■ Problem statement:
Recast the rows from the line with "List UI elements" up to and including the line with "Europe: [116, 88, 120, 90]" as a JSON list of strings, one string per line, with blank lines left out.

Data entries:
-------

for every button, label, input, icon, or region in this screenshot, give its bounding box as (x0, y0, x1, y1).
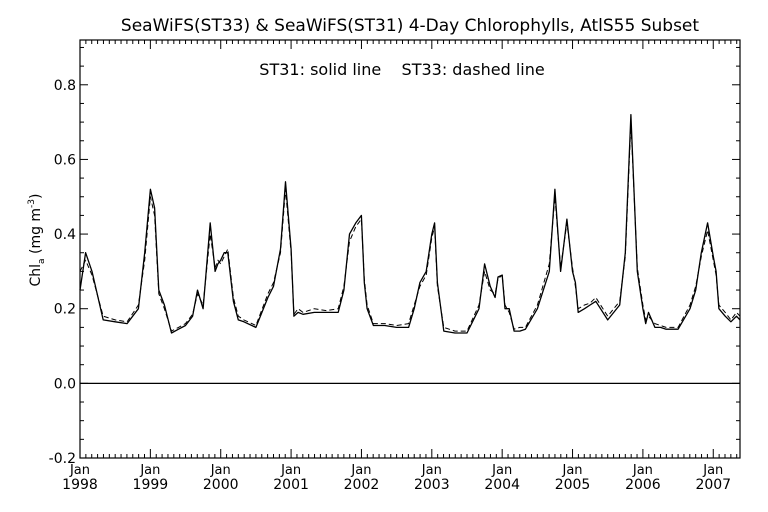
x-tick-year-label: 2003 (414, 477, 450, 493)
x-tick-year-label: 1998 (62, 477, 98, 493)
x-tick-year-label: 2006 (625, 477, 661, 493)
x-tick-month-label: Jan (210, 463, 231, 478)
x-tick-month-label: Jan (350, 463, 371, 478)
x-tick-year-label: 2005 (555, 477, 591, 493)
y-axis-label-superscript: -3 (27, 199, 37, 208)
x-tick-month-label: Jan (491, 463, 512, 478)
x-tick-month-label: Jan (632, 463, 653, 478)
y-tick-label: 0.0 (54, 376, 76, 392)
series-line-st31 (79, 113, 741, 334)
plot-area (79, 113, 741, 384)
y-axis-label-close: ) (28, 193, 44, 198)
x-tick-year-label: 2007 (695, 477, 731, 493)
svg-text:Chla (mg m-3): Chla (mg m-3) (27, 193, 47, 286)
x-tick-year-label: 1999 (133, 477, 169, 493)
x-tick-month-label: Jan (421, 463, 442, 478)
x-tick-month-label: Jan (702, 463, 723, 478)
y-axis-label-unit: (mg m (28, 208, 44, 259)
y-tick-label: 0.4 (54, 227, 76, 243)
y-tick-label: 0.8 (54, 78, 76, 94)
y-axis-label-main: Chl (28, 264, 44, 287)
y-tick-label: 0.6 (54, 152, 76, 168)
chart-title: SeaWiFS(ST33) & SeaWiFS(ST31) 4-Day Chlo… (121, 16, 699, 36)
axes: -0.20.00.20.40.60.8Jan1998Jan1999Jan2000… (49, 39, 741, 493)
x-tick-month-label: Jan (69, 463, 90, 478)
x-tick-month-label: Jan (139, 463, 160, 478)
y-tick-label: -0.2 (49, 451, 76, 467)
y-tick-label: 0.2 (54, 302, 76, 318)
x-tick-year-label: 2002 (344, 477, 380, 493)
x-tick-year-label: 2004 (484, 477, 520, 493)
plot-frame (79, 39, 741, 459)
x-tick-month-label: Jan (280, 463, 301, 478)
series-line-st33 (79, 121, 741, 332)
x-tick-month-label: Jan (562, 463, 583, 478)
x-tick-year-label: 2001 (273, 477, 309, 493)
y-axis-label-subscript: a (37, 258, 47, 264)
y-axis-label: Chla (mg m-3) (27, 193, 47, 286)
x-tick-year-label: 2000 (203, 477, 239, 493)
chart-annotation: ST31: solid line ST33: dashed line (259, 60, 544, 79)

-------

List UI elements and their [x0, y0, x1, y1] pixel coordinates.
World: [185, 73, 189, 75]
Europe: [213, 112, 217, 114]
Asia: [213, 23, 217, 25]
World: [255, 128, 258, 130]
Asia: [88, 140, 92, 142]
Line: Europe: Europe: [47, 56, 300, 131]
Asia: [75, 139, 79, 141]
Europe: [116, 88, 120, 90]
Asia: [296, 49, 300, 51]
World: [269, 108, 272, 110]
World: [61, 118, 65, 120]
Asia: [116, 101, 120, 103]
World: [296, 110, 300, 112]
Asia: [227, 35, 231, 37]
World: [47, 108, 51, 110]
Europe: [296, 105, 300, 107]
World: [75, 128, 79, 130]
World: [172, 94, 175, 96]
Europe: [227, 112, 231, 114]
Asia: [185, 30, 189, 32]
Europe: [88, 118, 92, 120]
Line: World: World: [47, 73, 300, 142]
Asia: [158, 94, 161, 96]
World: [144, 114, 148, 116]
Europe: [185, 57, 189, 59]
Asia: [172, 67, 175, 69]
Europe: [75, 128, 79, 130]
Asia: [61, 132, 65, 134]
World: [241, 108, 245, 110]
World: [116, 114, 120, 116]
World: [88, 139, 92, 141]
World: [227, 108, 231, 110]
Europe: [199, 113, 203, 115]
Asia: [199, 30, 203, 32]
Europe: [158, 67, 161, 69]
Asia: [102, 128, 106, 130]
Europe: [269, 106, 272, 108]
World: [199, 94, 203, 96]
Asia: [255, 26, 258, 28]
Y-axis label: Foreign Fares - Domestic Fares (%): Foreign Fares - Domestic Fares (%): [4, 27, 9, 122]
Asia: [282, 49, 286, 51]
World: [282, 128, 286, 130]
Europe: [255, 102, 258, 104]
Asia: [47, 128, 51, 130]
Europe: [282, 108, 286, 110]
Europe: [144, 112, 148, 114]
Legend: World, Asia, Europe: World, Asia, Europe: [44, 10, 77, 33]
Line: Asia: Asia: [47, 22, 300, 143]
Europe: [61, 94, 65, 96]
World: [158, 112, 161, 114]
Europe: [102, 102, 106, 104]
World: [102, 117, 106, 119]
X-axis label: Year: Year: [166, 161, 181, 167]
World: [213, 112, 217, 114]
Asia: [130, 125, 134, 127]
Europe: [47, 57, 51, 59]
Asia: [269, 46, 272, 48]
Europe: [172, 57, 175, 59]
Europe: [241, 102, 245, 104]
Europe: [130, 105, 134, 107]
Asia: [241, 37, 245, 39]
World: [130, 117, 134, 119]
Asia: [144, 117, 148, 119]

-------

■ Solution below:
[
  "List UI elements and their [x0, y0, x1, y1] pixel coordinates.",
  "World: [185, 73, 189, 75]",
  "Europe: [213, 112, 217, 114]",
  "Asia: [213, 23, 217, 25]",
  "World: [255, 128, 258, 130]",
  "Asia: [88, 140, 92, 142]",
  "Line: Europe: Europe: [47, 56, 300, 131]",
  "Asia: [75, 139, 79, 141]",
  "Europe: [116, 88, 120, 90]"
]